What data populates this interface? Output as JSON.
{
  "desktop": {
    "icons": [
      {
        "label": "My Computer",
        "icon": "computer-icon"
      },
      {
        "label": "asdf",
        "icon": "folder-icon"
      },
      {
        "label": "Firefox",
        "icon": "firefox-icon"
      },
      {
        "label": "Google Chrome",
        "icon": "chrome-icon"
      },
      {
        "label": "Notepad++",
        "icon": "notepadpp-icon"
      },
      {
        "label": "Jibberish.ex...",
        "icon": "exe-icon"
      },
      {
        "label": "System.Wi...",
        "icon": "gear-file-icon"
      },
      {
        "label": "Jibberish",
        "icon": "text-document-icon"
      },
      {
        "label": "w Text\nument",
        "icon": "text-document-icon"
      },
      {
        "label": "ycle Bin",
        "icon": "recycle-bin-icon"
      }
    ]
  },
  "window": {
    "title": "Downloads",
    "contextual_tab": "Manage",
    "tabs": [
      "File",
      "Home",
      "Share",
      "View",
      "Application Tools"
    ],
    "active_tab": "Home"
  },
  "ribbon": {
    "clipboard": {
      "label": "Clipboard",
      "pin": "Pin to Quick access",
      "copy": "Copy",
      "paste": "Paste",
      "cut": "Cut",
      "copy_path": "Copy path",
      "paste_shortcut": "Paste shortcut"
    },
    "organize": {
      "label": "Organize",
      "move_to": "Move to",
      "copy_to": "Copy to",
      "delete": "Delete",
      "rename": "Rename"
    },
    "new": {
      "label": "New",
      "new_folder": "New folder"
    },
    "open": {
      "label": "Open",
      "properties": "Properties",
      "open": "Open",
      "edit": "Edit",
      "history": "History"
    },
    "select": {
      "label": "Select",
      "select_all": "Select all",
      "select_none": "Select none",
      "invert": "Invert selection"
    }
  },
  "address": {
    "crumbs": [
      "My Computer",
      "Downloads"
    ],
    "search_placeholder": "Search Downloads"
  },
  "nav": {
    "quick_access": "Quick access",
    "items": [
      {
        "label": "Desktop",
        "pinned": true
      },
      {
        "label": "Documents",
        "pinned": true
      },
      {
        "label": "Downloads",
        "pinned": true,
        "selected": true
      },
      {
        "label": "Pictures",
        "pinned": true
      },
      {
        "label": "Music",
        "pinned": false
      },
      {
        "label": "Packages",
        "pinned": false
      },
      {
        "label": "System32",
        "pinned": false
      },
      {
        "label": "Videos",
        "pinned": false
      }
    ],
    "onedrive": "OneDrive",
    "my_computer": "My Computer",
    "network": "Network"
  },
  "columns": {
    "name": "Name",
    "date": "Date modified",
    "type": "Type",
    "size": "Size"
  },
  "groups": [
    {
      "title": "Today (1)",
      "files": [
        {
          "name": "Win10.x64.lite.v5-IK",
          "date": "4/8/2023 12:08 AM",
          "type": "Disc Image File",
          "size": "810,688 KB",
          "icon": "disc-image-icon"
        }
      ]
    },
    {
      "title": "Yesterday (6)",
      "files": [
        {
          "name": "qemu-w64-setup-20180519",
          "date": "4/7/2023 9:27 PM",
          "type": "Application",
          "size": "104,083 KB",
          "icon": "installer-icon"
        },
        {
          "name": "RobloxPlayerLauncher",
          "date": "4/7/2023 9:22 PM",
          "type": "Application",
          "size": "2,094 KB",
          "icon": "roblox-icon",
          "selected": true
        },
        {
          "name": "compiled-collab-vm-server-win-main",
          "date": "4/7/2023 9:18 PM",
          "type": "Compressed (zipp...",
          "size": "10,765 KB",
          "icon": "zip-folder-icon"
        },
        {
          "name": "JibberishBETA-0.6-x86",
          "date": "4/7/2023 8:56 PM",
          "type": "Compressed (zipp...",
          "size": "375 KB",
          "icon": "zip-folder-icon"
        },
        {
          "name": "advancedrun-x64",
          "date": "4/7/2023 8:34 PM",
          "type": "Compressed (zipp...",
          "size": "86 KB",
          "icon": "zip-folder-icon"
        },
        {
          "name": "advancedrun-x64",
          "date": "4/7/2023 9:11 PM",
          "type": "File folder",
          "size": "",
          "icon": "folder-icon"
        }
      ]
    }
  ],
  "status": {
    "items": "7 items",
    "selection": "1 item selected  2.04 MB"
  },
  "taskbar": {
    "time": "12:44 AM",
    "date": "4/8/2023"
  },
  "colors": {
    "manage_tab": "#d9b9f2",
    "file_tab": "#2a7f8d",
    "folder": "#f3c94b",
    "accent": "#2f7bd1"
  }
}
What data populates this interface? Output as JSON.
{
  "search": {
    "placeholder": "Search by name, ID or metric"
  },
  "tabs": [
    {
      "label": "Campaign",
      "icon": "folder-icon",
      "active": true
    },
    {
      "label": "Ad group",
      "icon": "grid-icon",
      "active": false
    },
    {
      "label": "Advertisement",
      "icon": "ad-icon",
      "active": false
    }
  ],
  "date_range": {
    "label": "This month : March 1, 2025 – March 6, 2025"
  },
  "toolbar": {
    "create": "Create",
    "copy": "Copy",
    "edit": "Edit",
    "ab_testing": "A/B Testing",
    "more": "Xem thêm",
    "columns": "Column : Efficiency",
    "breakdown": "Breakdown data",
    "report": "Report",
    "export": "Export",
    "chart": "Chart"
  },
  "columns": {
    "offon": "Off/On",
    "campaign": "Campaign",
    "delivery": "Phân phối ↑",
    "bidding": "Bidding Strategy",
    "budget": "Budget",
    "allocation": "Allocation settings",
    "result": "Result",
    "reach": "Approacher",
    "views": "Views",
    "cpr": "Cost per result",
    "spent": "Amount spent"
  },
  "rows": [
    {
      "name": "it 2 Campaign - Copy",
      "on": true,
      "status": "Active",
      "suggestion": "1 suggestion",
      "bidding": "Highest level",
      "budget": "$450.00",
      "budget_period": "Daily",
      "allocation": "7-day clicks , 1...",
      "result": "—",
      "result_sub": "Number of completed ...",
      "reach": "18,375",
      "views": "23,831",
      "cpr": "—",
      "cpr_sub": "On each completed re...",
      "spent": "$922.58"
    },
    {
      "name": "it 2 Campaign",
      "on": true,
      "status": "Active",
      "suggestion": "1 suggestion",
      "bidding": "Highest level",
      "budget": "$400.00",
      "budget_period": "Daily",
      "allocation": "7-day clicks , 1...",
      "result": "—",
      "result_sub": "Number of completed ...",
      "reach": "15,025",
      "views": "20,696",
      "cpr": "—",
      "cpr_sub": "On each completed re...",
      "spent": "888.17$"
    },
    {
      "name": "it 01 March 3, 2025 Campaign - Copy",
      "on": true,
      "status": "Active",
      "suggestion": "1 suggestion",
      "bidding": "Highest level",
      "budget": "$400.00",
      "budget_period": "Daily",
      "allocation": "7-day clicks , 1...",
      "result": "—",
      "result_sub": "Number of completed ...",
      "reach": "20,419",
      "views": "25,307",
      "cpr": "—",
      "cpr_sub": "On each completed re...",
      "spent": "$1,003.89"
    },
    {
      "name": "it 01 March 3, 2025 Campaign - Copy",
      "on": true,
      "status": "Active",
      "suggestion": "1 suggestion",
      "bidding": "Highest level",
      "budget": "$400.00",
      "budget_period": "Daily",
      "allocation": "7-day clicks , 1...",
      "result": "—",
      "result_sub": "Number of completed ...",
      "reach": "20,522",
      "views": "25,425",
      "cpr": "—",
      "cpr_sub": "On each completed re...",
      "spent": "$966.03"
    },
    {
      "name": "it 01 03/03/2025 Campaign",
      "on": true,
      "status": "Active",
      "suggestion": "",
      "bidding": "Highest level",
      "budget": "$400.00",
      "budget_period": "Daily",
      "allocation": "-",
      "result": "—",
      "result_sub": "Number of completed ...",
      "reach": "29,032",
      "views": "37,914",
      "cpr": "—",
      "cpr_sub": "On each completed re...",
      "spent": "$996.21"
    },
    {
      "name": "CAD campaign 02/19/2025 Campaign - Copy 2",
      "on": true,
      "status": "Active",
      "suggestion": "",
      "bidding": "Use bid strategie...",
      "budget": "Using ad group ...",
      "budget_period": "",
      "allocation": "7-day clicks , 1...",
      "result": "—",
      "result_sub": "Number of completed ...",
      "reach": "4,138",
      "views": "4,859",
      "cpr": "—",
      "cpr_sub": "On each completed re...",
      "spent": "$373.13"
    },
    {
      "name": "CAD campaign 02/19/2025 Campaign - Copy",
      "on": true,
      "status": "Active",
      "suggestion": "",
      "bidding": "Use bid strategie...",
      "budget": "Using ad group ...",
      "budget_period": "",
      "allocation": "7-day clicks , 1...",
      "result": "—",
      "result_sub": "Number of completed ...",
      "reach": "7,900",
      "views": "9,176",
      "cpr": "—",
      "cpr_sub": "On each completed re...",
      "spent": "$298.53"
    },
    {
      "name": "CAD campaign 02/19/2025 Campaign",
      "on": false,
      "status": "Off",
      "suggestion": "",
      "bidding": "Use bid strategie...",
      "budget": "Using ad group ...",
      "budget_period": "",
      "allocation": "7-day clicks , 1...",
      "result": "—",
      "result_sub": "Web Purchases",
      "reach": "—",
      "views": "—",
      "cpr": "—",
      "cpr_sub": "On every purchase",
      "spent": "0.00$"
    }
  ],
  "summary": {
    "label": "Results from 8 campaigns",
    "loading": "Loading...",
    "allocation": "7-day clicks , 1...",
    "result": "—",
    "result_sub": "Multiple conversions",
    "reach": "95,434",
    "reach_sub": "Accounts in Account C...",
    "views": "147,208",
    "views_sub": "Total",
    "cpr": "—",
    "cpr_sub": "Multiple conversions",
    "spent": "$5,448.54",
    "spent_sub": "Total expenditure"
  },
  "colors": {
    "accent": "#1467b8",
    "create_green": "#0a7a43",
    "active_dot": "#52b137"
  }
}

*-*-*

▸ REQUEST: Show all lines above holding "access".

▸ EXERCISE OUTPUT:
      "pin": "Pin to Quick access",
    "quick_access": "Quick access",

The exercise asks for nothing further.